Entries shown:
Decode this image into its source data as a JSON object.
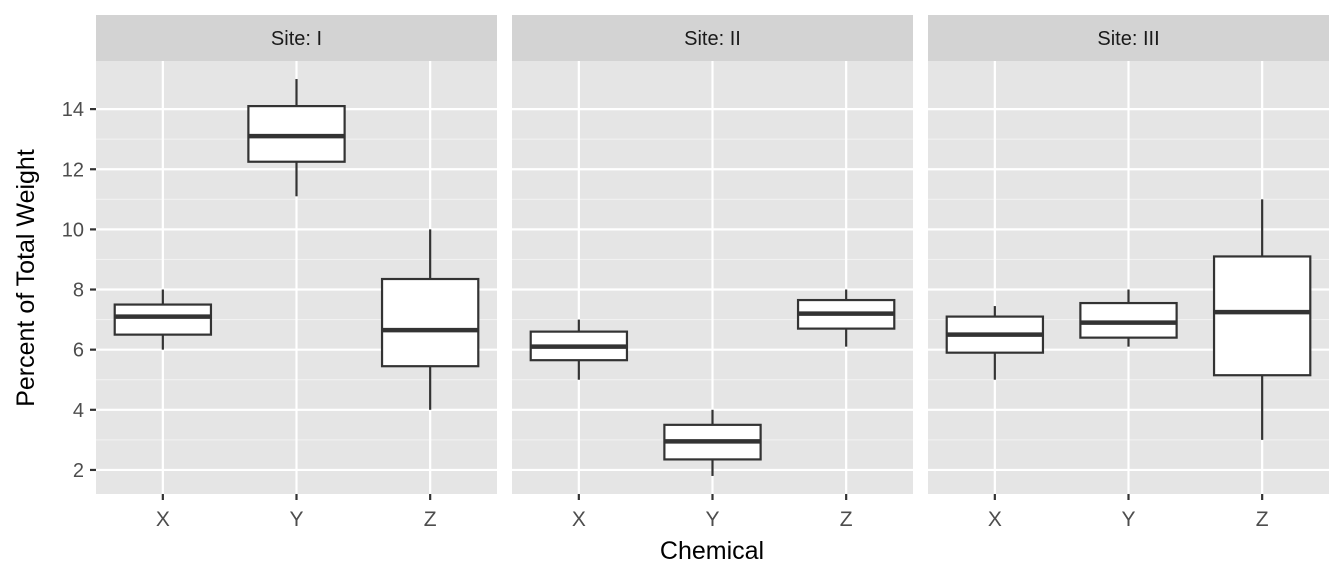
{
  "chart_data": {
    "type": "boxplot",
    "facet_prefix": "Site: ",
    "xlabel": "Chemical",
    "ylabel": "Percent of Total Weight",
    "ylim": [
      1.2,
      15.6
    ],
    "y_ticks": [
      2,
      4,
      6,
      8,
      10,
      12,
      14
    ],
    "y_tick_labels": [
      "2",
      "4",
      "6",
      "8",
      "10",
      "12",
      "14"
    ],
    "categories": [
      "X",
      "Y",
      "Z"
    ],
    "grid": true,
    "panel_bg": "#e5e5e5",
    "strip_bg": "#d3d3d3",
    "box_fill": "#ffffff",
    "box_stroke": "#333333",
    "facets": [
      {
        "site": "I",
        "strip_label": "Site: I",
        "boxes": [
          {
            "category": "X",
            "min": 6.0,
            "q1": 6.5,
            "median": 7.1,
            "q3": 7.5,
            "max": 8.0
          },
          {
            "category": "Y",
            "min": 11.1,
            "q1": 12.25,
            "median": 13.1,
            "q3": 14.1,
            "max": 15.0
          },
          {
            "category": "Z",
            "min": 4.0,
            "q1": 5.45,
            "median": 6.65,
            "q3": 8.35,
            "max": 10.0
          }
        ]
      },
      {
        "site": "II",
        "strip_label": "Site: II",
        "boxes": [
          {
            "category": "X",
            "min": 5.0,
            "q1": 5.65,
            "median": 6.1,
            "q3": 6.6,
            "max": 7.0
          },
          {
            "category": "Y",
            "min": 1.8,
            "q1": 2.35,
            "median": 2.95,
            "q3": 3.5,
            "max": 4.0
          },
          {
            "category": "Z",
            "min": 6.1,
            "q1": 6.7,
            "median": 7.2,
            "q3": 7.65,
            "max": 8.0
          }
        ]
      },
      {
        "site": "III",
        "strip_label": "Site: III",
        "boxes": [
          {
            "category": "X",
            "min": 5.0,
            "q1": 5.9,
            "median": 6.5,
            "q3": 7.1,
            "max": 7.45
          },
          {
            "category": "Y",
            "min": 6.1,
            "q1": 6.4,
            "median": 6.9,
            "q3": 7.55,
            "max": 8.0
          },
          {
            "category": "Z",
            "min": 3.0,
            "q1": 5.15,
            "median": 7.25,
            "q3": 9.1,
            "max": 11.0
          }
        ]
      }
    ]
  }
}
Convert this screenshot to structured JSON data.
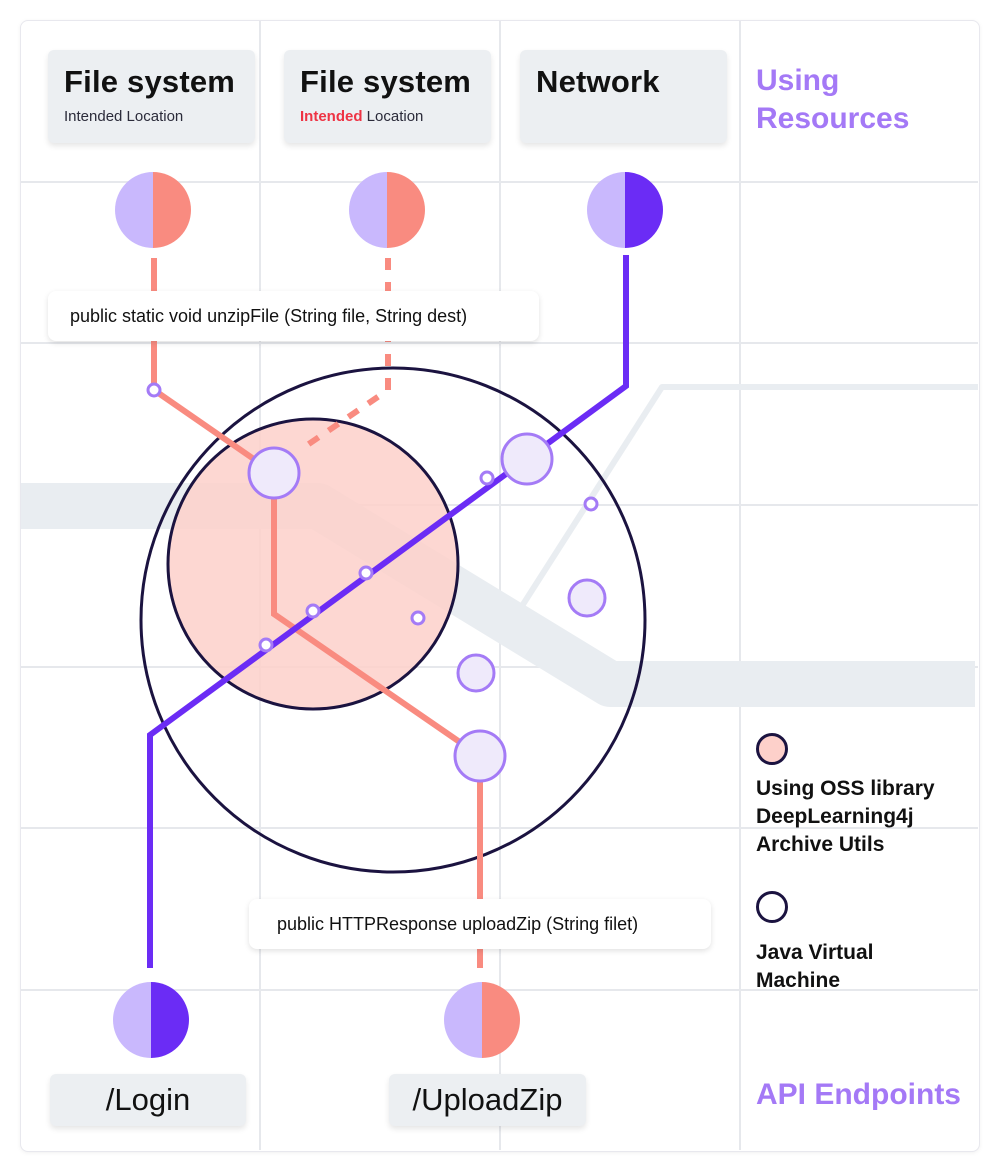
{
  "resources": {
    "heading_line1": "Using",
    "heading_line2": "Resources",
    "items": [
      {
        "title": "File system",
        "sub_prefix": "",
        "sub_rest": "Intended Location"
      },
      {
        "title": "File system",
        "sub_prefix": "Intended",
        "sub_rest": " Location"
      },
      {
        "title": "Network",
        "sub_prefix": "",
        "sub_rest": ""
      }
    ]
  },
  "signatures": {
    "unzip": "public static void unzipFile (String file, String dest)",
    "upload": "public HTTPResponse uploadZip (String filet)"
  },
  "endpoints": {
    "heading": "API Endpoints",
    "items": [
      "/Login",
      "/UploadZip"
    ]
  },
  "legend": {
    "oss_line1": "Using OSS library",
    "oss_line2": "DeepLearning4j",
    "oss_line3": "Archive Utils",
    "jvm_line1": "Java Virtual",
    "jvm_line2": "Machine"
  },
  "colors": {
    "salmon": "#f98b80",
    "violet": "#6b2cf5",
    "lavender": "#c9b8fd",
    "jvm_outline": "#1b1340",
    "oss_fill": "#fdd0ca",
    "node_fill": "#efeafb",
    "node_stroke": "#a47bf6",
    "grid": "#e6e8ec",
    "band": "#e9edf1"
  }
}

Request: None of the pictures should appear; repeat the records exactly otherwise.

Answer below:
Decode this image into its source data as a JSON object.
{
  "chart_data": {
    "type": "boxplot",
    "facet_prefix": "Site: ",
    "xlabel": "Chemical",
    "ylabel": "Percent of Total Weight",
    "ylim": [
      1.2,
      15.6
    ],
    "y_ticks": [
      2,
      4,
      6,
      8,
      10,
      12,
      14
    ],
    "y_tick_labels": [
      "2",
      "4",
      "6",
      "8",
      "10",
      "12",
      "14"
    ],
    "categories": [
      "X",
      "Y",
      "Z"
    ],
    "grid": true,
    "panel_bg": "#e5e5e5",
    "strip_bg": "#d3d3d3",
    "box_fill": "#ffffff",
    "box_stroke": "#333333",
    "facets": [
      {
        "site": "I",
        "strip_label": "Site: I",
        "boxes": [
          {
            "category": "X",
            "min": 6.0,
            "q1": 6.5,
            "median": 7.1,
            "q3": 7.5,
            "max": 8.0
          },
          {
            "category": "Y",
            "min": 11.1,
            "q1": 12.25,
            "median": 13.1,
            "q3": 14.1,
            "max": 15.0
          },
          {
            "category": "Z",
            "min": 4.0,
            "q1": 5.45,
            "median": 6.65,
            "q3": 8.35,
            "max": 10.0
          }
        ]
      },
      {
        "site": "II",
        "strip_label": "Site: II",
        "boxes": [
          {
            "category": "X",
            "min": 5.0,
            "q1": 5.65,
            "median": 6.1,
            "q3": 6.6,
            "max": 7.0
          },
          {
            "category": "Y",
            "min": 1.8,
            "q1": 2.35,
            "median": 2.95,
            "q3": 3.5,
            "max": 4.0
          },
          {
            "category": "Z",
            "min": 6.1,
            "q1": 6.7,
            "median": 7.2,
            "q3": 7.65,
            "max": 8.0
          }
        ]
      },
      {
        "site": "III",
        "strip_label": "Site: III",
        "boxes": [
          {
            "category": "X",
            "min": 5.0,
            "q1": 5.9,
            "median": 6.5,
            "q3": 7.1,
            "max": 7.45
          },
          {
            "category": "Y",
            "min": 6.1,
            "q1": 6.4,
            "median": 6.9,
            "q3": 7.55,
            "max": 8.0
          },
          {
            "category": "Z",
            "min": 3.0,
            "q1": 5.15,
            "median": 7.25,
            "q3": 9.1,
            "max": 11.0
          }
        ]
      }
    ]
  }
}
Convert this screenshot to structured JSON data.
{
  "resources": {
    "heading_line1": "Using",
    "heading_line2": "Resources",
    "items": [
      {
        "title": "File system",
        "sub_prefix": "",
        "sub_rest": "Intended Location"
      },
      {
        "title": "File system",
        "sub_prefix": "Intended",
        "sub_rest": " Location"
      },
      {
        "title": "Network",
        "sub_prefix": "",
        "sub_rest": ""
      }
    ]
  },
  "signatures": {
    "unzip": "public static void unzipFile (String file, String dest)",
    "upload": "public HTTPResponse uploadZip (String filet)"
  },
  "endpoints": {
    "heading": "API Endpoints",
    "items": [
      "/Login",
      "/UploadZip"
    ]
  },
  "legend": {
    "oss_line1": "Using OSS library",
    "oss_line2": "DeepLearning4j",
    "oss_line3": "Archive Utils",
    "jvm_line1": "Java Virtual",
    "jvm_line2": "Machine"
  },
  "colors": {
    "salmon": "#f98b80",
    "violet": "#6b2cf5",
    "lavender": "#c9b8fd",
    "jvm_outline": "#1b1340",
    "oss_fill": "#fdd0ca",
    "node_fill": "#efeafb",
    "node_stroke": "#a47bf6",
    "grid": "#e6e8ec",
    "band": "#e9edf1"
  }
}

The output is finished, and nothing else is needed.